TASK INSTRUCTIONS:
Give every entry again, word for word.

DATA SHOWN:
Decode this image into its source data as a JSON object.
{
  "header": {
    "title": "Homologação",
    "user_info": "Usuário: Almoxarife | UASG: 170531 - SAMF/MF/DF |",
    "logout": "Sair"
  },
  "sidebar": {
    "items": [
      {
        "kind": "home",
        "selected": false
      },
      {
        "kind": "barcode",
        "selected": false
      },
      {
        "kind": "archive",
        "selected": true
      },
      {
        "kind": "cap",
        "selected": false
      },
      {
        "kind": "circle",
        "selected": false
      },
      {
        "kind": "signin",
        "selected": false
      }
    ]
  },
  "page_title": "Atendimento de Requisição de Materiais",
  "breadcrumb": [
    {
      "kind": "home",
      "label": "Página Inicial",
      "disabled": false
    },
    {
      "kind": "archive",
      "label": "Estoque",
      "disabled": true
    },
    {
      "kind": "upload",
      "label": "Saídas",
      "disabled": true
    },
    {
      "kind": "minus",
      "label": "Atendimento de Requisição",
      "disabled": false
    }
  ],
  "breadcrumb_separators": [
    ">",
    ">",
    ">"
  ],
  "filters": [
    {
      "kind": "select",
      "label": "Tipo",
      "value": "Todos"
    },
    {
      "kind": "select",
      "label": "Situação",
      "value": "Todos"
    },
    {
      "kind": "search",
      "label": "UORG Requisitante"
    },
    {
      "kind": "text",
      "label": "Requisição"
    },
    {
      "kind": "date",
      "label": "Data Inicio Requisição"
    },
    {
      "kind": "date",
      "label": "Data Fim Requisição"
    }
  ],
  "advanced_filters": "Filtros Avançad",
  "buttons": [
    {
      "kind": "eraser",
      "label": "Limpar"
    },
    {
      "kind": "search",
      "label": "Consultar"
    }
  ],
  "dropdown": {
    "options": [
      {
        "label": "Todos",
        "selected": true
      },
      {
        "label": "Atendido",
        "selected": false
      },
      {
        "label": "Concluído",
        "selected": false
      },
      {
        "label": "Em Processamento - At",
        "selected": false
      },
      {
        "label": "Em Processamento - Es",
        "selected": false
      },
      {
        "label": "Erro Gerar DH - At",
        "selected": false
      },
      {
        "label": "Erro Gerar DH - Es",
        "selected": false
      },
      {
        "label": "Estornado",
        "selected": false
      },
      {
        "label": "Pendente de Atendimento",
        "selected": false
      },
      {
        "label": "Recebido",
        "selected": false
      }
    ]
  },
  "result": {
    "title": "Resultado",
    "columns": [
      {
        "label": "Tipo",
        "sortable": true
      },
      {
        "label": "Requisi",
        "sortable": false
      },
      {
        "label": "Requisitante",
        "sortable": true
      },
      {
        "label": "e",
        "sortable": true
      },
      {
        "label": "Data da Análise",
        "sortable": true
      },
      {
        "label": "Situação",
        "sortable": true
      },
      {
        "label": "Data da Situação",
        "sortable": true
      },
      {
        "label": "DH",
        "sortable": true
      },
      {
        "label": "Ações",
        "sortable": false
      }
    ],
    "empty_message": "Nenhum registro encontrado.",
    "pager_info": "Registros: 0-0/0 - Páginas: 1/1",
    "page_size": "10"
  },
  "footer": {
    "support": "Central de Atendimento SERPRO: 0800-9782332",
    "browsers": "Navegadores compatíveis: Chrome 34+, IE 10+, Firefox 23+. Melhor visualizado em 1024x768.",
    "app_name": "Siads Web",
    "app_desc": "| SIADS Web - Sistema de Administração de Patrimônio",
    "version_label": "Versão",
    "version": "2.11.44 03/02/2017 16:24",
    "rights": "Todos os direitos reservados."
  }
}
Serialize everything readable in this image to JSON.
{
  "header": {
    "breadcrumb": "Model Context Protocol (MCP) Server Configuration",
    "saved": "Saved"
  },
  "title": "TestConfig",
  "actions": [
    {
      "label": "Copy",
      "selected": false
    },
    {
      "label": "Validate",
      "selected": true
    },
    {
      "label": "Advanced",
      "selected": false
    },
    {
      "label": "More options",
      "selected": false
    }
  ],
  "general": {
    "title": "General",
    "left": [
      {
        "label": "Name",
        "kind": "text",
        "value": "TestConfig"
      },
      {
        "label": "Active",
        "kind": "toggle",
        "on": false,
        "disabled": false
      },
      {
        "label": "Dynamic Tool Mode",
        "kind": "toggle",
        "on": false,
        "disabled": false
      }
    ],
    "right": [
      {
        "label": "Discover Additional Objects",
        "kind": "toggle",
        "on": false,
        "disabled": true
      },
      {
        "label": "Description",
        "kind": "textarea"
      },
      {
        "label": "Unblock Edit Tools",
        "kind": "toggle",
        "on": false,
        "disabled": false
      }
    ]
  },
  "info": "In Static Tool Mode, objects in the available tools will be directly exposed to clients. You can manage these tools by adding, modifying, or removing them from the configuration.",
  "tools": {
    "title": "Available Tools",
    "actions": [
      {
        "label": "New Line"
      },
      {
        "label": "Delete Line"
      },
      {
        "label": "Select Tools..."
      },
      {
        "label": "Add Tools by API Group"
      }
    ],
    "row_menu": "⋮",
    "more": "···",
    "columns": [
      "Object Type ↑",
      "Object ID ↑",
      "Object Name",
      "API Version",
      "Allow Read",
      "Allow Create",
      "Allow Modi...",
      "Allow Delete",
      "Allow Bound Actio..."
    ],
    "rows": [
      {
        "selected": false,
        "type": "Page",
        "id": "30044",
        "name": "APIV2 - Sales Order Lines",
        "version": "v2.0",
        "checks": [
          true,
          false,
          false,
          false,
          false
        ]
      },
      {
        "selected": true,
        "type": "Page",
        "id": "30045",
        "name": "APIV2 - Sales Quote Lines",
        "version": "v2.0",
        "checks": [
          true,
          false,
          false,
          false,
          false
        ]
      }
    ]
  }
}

EXERCISE ANSWER:
Decode this image into its source data as a JSON object.
{
  "header": {
    "title": "Homologação",
    "user_info": "Usuário: Almoxarife | UASG: 170531 - SAMF/MF/DF |",
    "logout": "Sair"
  },
  "sidebar": {
    "items": [
      {
        "kind": "home",
        "selected": false
      },
      {
        "kind": "barcode",
        "selected": false
      },
      {
        "kind": "archive",
        "selected": true
      },
      {
        "kind": "cap",
        "selected": false
      },
      {
        "kind": "circle",
        "selected": false
      },
      {
        "kind": "signin",
        "selected": false
      }
    ]
  },
  "page_title": "Atendimento de Requisição de Materiais",
  "breadcrumb": [
    {
      "kind": "home",
      "label": "Página Inicial",
      "disabled": false
    },
    {
      "kind": "archive",
      "label": "Estoque",
      "disabled": true
    },
    {
      "kind": "upload",
      "label": "Saídas",
      "disabled": true
    },
    {
      "kind": "minus",
      "label": "Atendimento de Requisição",
      "disabled": false
    }
  ],
  "breadcrumb_separators": [
    ">",
    ">",
    ">"
  ],
  "filters": [
    {
      "kind": "select",
      "label": "Tipo",
      "value": "Todos"
    },
    {
      "kind": "select",
      "label": "Situação",
      "value": "Todos"
    },
    {
      "kind": "search",
      "label": "UORG Requisitante"
    },
    {
      "kind": "text",
      "label": "Requisição"
    },
    {
      "kind": "date",
      "label": "Data Inicio Requisição"
    },
    {
      "kind": "date",
      "label": "Data Fim Requisição"
    }
  ],
  "advanced_filters": "Filtros Avançad",
  "buttons": [
    {
      "kind": "eraser",
      "label": "Limpar"
    },
    {
      "kind": "search",
      "label": "Consultar"
    }
  ],
  "dropdown": {
    "options": [
      {
        "label": "Todos",
        "selected": true
      },
      {
        "label": "Atendido",
        "selected": false
      },
      {
        "label": "Concluído",
        "selected": false
      },
      {
        "label": "Em Processamento - At",
        "selected": false
      },
      {
        "label": "Em Processamento - Es",
        "selected": false
      },
      {
        "label": "Erro Gerar DH - At",
        "selected": false
      },
      {
        "label": "Erro Gerar DH - Es",
        "selected": false
      },
      {
        "label": "Estornado",
        "selected": false
      },
      {
        "label": "Pendente de Atendimento",
        "selected": false
      },
      {
        "label": "Recebido",
        "selected": false
      }
    ]
  },
  "result": {
    "title": "Resultado",
    "columns": [
      {
        "label": "Tipo",
        "sortable": true
      },
      {
        "label": "Requisi",
        "sortable": false
      },
      {
        "label": "Requisitante",
        "sortable": true
      },
      {
        "label": "e",
        "sortable": true
      },
      {
        "label": "Data da Análise",
        "sortable": true
      },
      {
        "label": "Situação",
        "sortable": true
      },
      {
        "label": "Data da Situação",
        "sortable": true
      },
      {
        "label": "DH",
        "sortable": true
      },
      {
        "label": "Ações",
        "sortable": false
      }
    ],
    "empty_message": "Nenhum registro encontrado.",
    "pager_info": "Registros: 0-0/0 - Páginas: 1/1",
    "page_size": "10"
  },
  "footer": {
    "support": "Central de Atendimento SERPRO: 0800-9782332",
    "browsers": "Navegadores compatíveis: Chrome 34+, IE 10+, Firefox 23+. Melhor visualizado em 1024x768.",
    "app_name": "Siads Web",
    "app_desc": "| SIADS Web - Sistema de Administração de Patrimônio",
    "version_label": "Versão",
    "version": "2.11.44 03/02/2017 16:24",
    "rights": "Todos os direitos reservados."
  }
}
Serialize everything readable in this image to JSON.
{
  "header": {
    "breadcrumb": "Model Context Protocol (MCP) Server Configuration",
    "saved": "Saved"
  },
  "title": "TestConfig",
  "actions": [
    {
      "label": "Copy",
      "selected": false
    },
    {
      "label": "Validate",
      "selected": true
    },
    {
      "label": "Advanced",
      "selected": false
    },
    {
      "label": "More options",
      "selected": false
    }
  ],
  "general": {
    "title": "General",
    "left": [
      {
        "label": "Name",
        "kind": "text",
        "value": "TestConfig"
      },
      {
        "label": "Active",
        "kind": "toggle",
        "on": false,
        "disabled": false
      },
      {
        "label": "Dynamic Tool Mode",
        "kind": "toggle",
        "on": false,
        "disabled": false
      }
    ],
    "right": [
      {
        "label": "Discover Additional Objects",
        "kind": "toggle",
        "on": false,
        "disabled": true
      },
      {
        "label": "Description",
        "kind": "textarea"
      },
      {
        "label": "Unblock Edit Tools",
        "kind": "toggle",
        "on": false,
        "disabled": false
      }
    ]
  },
  "info": "In Static Tool Mode, objects in the available tools will be directly exposed to clients. You can manage these tools by adding, modifying, or removing them from the configuration.",
  "tools": {
    "title": "Available Tools",
    "actions": [
      {
        "label": "New Line"
      },
      {
        "label": "Delete Line"
      },
      {
        "label": "Select Tools..."
      },
      {
        "label": "Add Tools by API Group"
      }
    ],
    "row_menu": "⋮",
    "more": "···",
    "columns": [
      "Object Type ↑",
      "Object ID ↑",
      "Object Name",
      "API Version",
      "Allow Read",
      "Allow Create",
      "Allow Modi...",
      "Allow Delete",
      "Allow Bound Actio..."
    ],
    "rows": [
      {
        "selected": false,
        "type": "Page",
        "id": "30044",
        "name": "APIV2 - Sales Order Lines",
        "version": "v2.0",
        "checks": [
          true,
          false,
          false,
          false,
          false
        ]
      },
      {
        "selected": true,
        "type": "Page",
        "id": "30045",
        "name": "APIV2 - Sales Quote Lines",
        "version": "v2.0",
        "checks": [
          true,
          false,
          false,
          false,
          false
        ]
      }
    ]
  }
}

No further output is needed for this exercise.